▶ [WORK REQUIRED]:
Please rewrite the passage on Lima Cricket & Football Club from "Despite its members" to "as Union Cricket.", swapping out "first recorded" for "earliest recorded".

▶ [READING PASSAGE]:
⁂

Lima Cricket & Football Club is a Peruvian sports club based in the country's capital city of Lima. Lima Cricket claims to be both the oldest cricket club in South America, and the oldest association football-practising club in Peru and the Americas, having been founded in 1859 by the city's British community. The football team currently participates in the local league of San Isidro District, Lima.

The club is the de facto home of the Peru Cricket Association, and hosts the National T20 Cricket League during the summer months of January to April. It has also hosted a number of international tournaments, featuring the Peru national cricket team. The most recent was the South American Championship in April, 2014, with competing teams from Argentina (men & women), Brazil (men & women), Chile and Mexico (men only).

Apart from football and cricket, nowadays the club hosts the practise of basketball, basque pelota, fencing, field hockey, squash, table tennis, tennis, swimming, volleyball, and water aerobics (rugby union is no longer practised). Other social activities include bocce, darts, pilates, snooker, and zumba.

History 
The club was founded by English immigrants as the "Lima Cricket Club". From its start, the club hosted the practise of several sports such as cricket, rugby union, and football and tennis.

Over time, other sports gained popularity within the club, and thus its name several times such as in 1865 to "Lima Cricket and Lawn Tennis Club" (when it merged with a local tennis club) and to "Lima Cricket and Football Club" in 1906 (although another source dates this as 1900).

Despite its members having played football since its origins, the first recorded football match was on August 7, 1892. Following on this event, the club now officially added a football-departement in 1893. It took on the current name on April 30, 1906. Lima Cricket went on to inspire future football clubs in Peru, such as Union Cricket.

⁂

▶ [DATASET CONTENT]:

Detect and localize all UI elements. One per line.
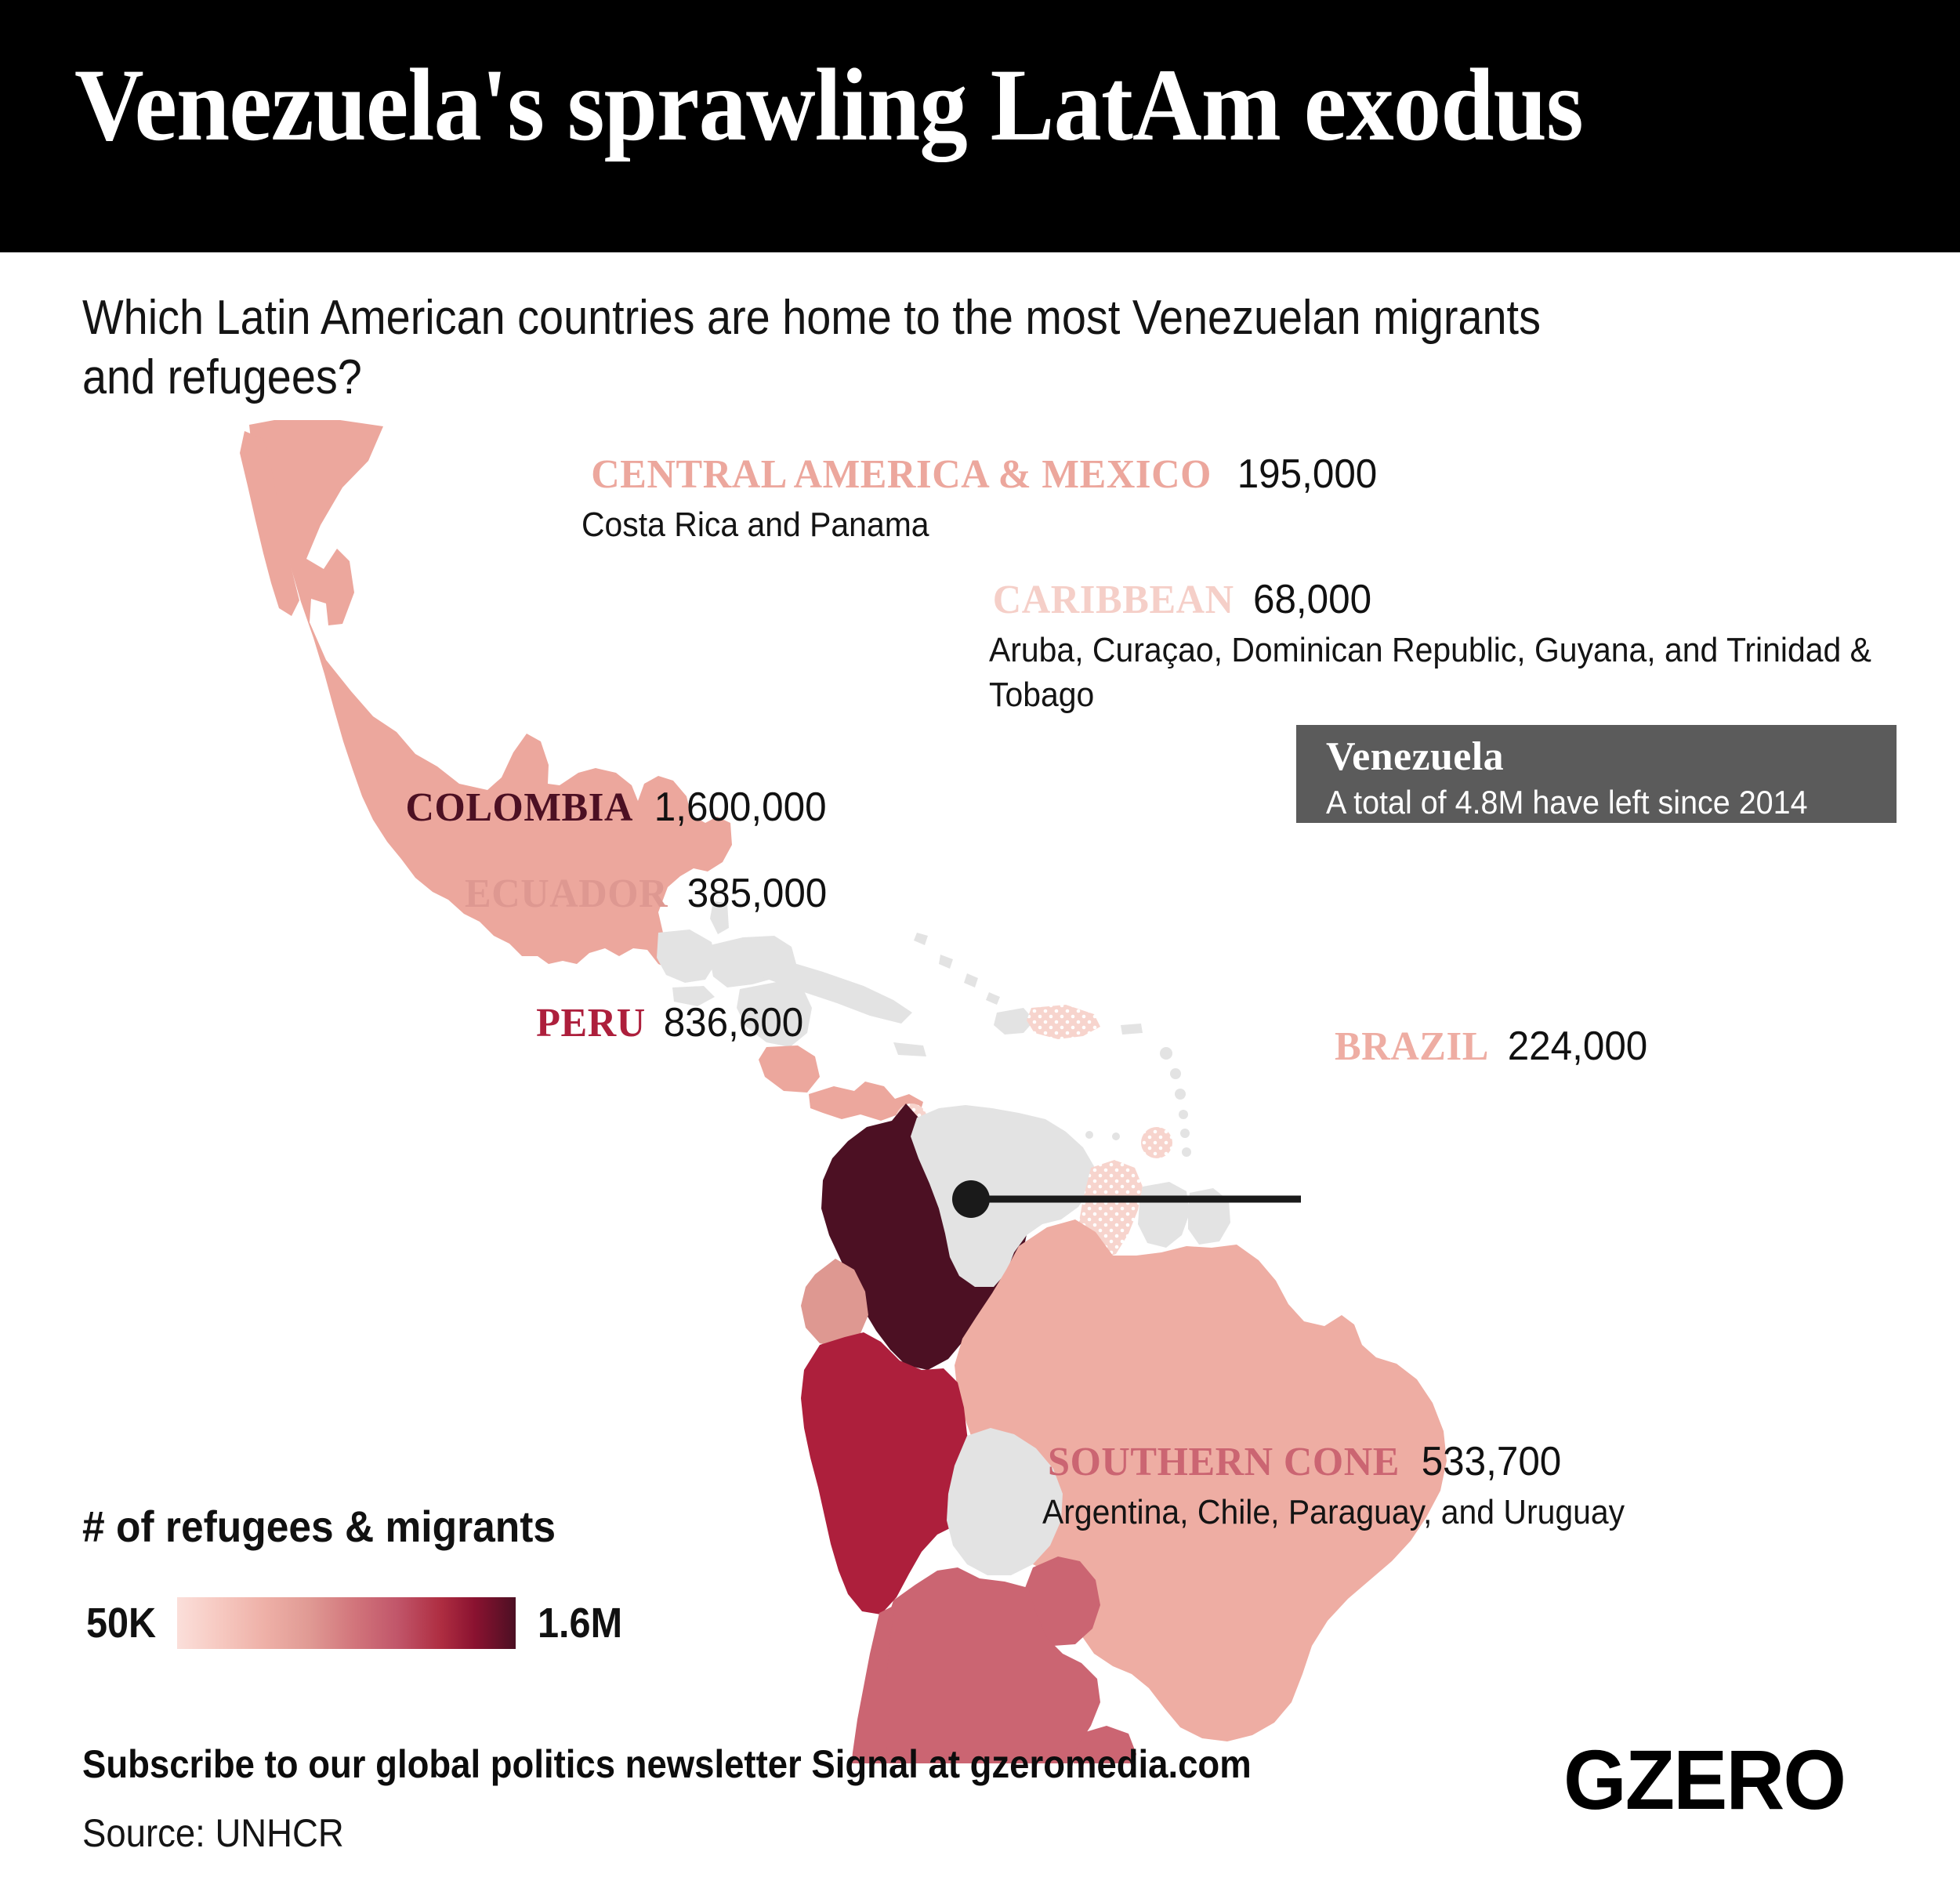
country-argentina [881, 1567, 1100, 1763]
region-detail-southern-cone: Argentina, Chile, Paraguay, and Uruguay [1042, 1493, 1625, 1531]
country-nicaragua [737, 981, 812, 1047]
region-detail-caribbean: Aruba, Curaçao, Dominican Republic, Guya… [989, 631, 1871, 715]
annotation-brazil: BRAZIL 224,000 [1332, 1023, 1651, 1070]
annotation-ecuador: ECUADOR 385,000 [360, 870, 831, 917]
venezuela-callout-note: A total of 4.8M have left since 2014 [1326, 783, 1808, 821]
region-label-ecuador: ECUADOR [464, 872, 668, 916]
legend: # of refugees & migrants 50K 1.6M [82, 1501, 627, 1649]
annotation-peru: PERU 836,600 [360, 999, 807, 1046]
region-value-ecuador: 385,000 [687, 871, 828, 916]
island-jamaica [893, 1042, 926, 1056]
legend-title: # of refugees & migrants [82, 1502, 556, 1551]
footer-subscribe-text: Subscribe to our global politics newslet… [82, 1742, 1252, 1786]
region-label-colombia: COLOMBIA [405, 785, 634, 830]
region-value-southern-cone: 533,700 [1421, 1439, 1562, 1484]
region-value-central-america-mexico: 195,000 [1237, 451, 1378, 497]
region-label-caribbean: CARIBBEAN [992, 578, 1234, 622]
country-guatemala [657, 930, 716, 983]
island-haiti [994, 1008, 1034, 1035]
country-ecuador [801, 1259, 868, 1348]
annotation-caribbean: CARIBBEAN 68,000 Aruba, Curaçao, Dominica… [989, 576, 1960, 717]
island-bahamas [914, 933, 1000, 1005]
country-costarica [759, 1045, 820, 1093]
venezuela-leader-line [952, 1180, 1301, 1218]
region-label-brazil: BRAZIL [1335, 1024, 1489, 1069]
island-cuba [713, 950, 912, 1024]
region-value-colombia: 1,600,000 [654, 785, 827, 830]
country-mexico [249, 420, 732, 972]
latin-america-choropleth [240, 420, 1447, 1763]
island-dominican-republic [1027, 1005, 1100, 1039]
region-value-brazil: 224,000 [1507, 1024, 1648, 1069]
venezuela-callout-box: Venezuela A total of 4.8M have left sinc… [1296, 725, 1897, 823]
annotation-southern-cone: SOUTHERN CONE 533,700 Argentina, Chile, P… [1042, 1438, 1668, 1535]
region-label-southern-cone: SOUTHERN CONE [1047, 1440, 1400, 1484]
annotation-colombia: COLOMBIA 1,600,000 [360, 784, 831, 831]
header-bar [0, 0, 1960, 252]
gzero-logo: GZERO [1563, 1732, 1846, 1827]
country-panama [809, 1082, 923, 1121]
country-elsalvador [672, 986, 715, 1006]
island-lesser-antilles [1160, 1047, 1191, 1157]
country-mexico-baja [240, 431, 299, 616]
country-chile [851, 1605, 895, 1763]
legend-scale-row: 50K 1.6M [82, 1597, 627, 1649]
country-belize [710, 901, 729, 934]
footer-source-text: Source: UNHCR [82, 1811, 344, 1855]
country-colombia [821, 1103, 1028, 1370]
region-label-central-america-mexico: CENTRAL AMERICA & MEXICO [591, 452, 1212, 497]
annotation-central-america-mexico: CENTRAL AMERICA & MEXICO 195,000 Costa Ri… [581, 451, 1381, 547]
venezuela-callout-title: Venezuela [1326, 734, 1504, 779]
country-paraguay [1025, 1556, 1100, 1646]
country-peru [801, 1332, 978, 1614]
region-detail-central-america-mexico: Costa Rica and Panama [581, 506, 929, 544]
island-puerto-rico [1121, 1024, 1143, 1035]
legend-min-label: 50K [85, 1600, 157, 1647]
country-uruguay [1072, 1726, 1136, 1763]
country-bolivia [947, 1428, 1063, 1575]
region-label-peru: PERU [536, 1001, 646, 1045]
legend-max-label: 1.6M [538, 1600, 623, 1647]
legend-gradient-bar [177, 1597, 516, 1649]
country-suriname [1138, 1182, 1190, 1248]
region-value-peru: 836,600 [663, 1000, 804, 1045]
region-value-caribbean: 68,000 [1253, 577, 1372, 622]
subtitle: Which Latin American countries are home … [82, 291, 1541, 404]
page-title: Venezuela's sprawling LatAm exodus [74, 47, 1584, 162]
island-trinidad-tobago [1141, 1127, 1172, 1158]
map-container [0, 415, 1960, 1763]
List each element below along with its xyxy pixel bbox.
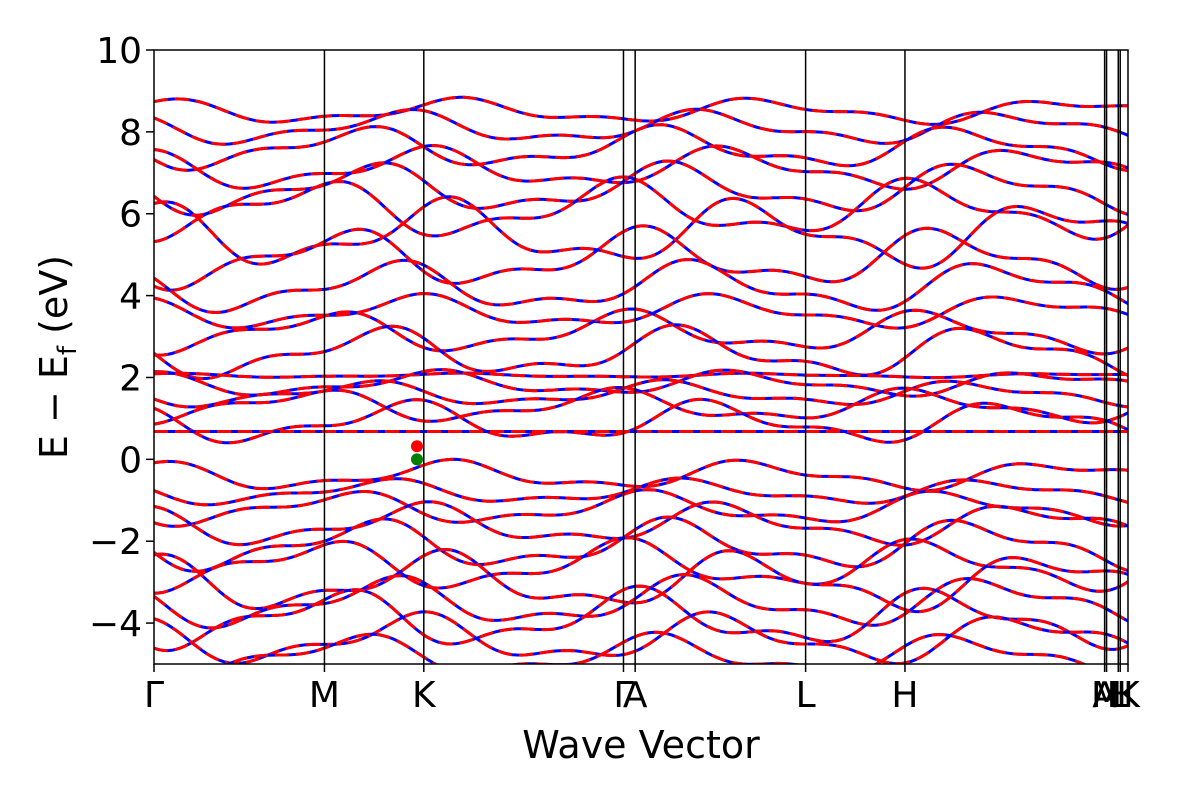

⁂

▶ [THE RESULT]:
Despite its members having played football since its origins, the earliest recorded football match was on August 7, 1892. Following on this event, the club now officially added a football-departement in 1893. It took on the current name on April 30, 1906. Lima Cricket went on to inspire future football clubs in Peru, such as Union Cricket.